* [DIRECTIONS]
Collect all the lines that mention the word "medias".
━━━━━━━━━━
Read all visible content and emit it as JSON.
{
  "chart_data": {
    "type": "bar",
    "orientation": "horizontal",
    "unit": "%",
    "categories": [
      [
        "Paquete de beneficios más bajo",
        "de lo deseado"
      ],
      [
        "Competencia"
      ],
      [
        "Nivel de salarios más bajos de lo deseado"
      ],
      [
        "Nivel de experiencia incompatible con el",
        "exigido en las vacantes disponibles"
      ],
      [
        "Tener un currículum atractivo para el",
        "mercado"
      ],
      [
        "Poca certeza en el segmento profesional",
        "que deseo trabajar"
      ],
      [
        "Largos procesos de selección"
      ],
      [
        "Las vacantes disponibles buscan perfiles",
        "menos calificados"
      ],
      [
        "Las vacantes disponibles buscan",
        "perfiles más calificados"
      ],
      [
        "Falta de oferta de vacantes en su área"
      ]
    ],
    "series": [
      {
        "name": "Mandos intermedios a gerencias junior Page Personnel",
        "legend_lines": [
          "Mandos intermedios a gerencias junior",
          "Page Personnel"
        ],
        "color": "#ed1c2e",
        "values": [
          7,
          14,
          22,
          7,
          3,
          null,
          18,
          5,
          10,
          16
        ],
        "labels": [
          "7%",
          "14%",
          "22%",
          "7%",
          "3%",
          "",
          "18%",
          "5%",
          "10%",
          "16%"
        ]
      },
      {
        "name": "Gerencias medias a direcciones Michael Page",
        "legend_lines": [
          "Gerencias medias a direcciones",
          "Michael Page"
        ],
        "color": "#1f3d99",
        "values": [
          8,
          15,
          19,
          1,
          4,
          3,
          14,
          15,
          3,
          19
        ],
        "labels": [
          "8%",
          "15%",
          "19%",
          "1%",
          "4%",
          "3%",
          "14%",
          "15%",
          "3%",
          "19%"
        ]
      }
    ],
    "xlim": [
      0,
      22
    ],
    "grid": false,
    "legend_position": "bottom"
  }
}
━━━━━━━━━━
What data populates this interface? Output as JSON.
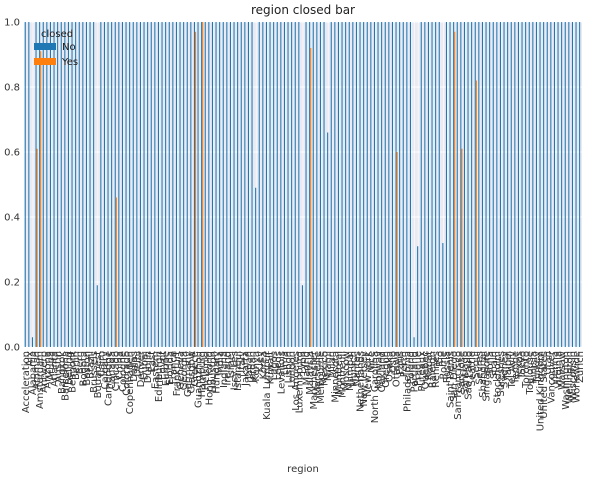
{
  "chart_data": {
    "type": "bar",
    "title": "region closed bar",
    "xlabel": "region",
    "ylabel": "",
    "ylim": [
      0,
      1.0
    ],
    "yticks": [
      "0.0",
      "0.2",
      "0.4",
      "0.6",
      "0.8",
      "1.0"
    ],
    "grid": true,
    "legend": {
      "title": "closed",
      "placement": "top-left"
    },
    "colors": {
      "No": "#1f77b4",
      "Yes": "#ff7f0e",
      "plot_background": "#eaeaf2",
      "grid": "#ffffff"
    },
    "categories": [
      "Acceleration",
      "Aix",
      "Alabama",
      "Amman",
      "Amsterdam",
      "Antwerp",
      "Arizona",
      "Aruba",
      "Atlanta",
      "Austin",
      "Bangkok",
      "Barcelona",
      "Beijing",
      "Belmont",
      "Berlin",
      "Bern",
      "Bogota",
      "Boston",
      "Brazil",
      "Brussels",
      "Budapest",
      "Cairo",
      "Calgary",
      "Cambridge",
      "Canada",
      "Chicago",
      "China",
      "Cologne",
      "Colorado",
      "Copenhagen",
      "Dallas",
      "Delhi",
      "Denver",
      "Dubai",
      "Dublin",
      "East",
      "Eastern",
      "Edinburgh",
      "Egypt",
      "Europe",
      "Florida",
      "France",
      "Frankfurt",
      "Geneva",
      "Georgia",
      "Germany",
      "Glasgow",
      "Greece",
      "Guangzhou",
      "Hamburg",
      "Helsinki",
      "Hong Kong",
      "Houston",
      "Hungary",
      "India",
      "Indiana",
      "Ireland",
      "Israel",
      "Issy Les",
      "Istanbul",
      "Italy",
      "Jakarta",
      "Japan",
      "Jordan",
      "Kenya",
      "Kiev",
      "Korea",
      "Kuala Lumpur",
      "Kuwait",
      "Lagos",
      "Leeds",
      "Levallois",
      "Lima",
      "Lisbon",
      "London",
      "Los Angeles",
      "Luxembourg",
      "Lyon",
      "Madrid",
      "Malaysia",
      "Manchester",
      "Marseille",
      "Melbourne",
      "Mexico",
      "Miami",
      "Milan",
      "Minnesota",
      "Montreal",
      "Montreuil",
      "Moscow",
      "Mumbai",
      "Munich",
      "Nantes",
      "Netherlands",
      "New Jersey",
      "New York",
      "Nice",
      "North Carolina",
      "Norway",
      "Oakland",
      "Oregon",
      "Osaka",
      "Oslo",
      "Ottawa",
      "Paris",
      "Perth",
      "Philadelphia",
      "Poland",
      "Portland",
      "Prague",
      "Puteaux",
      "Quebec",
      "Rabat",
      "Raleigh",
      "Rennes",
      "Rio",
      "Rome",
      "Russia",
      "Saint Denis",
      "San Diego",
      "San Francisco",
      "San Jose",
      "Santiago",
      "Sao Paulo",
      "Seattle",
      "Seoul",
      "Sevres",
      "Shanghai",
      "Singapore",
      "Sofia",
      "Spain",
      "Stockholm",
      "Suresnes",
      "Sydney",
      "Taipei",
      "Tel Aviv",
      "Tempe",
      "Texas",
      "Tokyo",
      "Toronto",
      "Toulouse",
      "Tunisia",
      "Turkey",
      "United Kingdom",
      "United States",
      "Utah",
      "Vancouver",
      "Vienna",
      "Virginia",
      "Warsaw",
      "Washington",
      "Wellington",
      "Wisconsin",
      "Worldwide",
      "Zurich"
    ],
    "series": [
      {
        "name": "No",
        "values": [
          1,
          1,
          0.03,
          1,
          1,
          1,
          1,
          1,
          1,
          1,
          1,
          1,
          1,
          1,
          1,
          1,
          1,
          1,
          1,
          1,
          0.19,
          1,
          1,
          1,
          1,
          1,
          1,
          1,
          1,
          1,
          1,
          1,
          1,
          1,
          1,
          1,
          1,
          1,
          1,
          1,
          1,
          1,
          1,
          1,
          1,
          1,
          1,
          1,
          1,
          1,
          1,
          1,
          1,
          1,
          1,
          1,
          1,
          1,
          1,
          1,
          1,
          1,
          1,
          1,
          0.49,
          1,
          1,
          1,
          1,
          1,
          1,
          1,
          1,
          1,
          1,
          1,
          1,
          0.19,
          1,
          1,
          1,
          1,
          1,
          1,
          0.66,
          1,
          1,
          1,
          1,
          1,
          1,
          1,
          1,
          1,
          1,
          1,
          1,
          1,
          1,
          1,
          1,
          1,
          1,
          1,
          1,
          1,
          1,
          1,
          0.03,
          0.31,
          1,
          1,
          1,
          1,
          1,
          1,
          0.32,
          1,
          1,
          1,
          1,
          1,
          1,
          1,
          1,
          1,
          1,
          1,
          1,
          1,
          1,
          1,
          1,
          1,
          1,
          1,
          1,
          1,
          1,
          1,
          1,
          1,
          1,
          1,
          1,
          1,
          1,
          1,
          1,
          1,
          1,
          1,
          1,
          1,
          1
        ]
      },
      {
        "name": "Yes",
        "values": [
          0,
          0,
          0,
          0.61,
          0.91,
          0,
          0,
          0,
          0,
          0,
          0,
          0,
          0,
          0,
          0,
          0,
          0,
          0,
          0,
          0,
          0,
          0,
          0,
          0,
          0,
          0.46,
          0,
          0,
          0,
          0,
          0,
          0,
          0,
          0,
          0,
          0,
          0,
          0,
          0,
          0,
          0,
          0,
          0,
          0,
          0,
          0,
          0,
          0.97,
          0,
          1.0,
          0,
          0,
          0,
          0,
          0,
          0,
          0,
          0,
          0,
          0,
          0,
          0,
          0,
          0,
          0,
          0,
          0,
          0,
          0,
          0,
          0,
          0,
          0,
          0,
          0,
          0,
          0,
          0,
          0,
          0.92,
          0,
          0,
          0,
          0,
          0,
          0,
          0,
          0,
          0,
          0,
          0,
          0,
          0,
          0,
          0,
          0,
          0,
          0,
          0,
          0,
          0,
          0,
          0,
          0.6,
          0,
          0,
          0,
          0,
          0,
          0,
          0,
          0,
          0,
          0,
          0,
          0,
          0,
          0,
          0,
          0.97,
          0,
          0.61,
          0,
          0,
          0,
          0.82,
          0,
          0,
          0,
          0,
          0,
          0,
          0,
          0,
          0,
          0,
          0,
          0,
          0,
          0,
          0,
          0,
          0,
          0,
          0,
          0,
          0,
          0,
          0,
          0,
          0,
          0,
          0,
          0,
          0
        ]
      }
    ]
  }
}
━━━━━━━━━━
* [THE OUTPUT]
        "name": "Gerencias medias a direcciones Michael Page",
          "Gerencias medias a direcciones",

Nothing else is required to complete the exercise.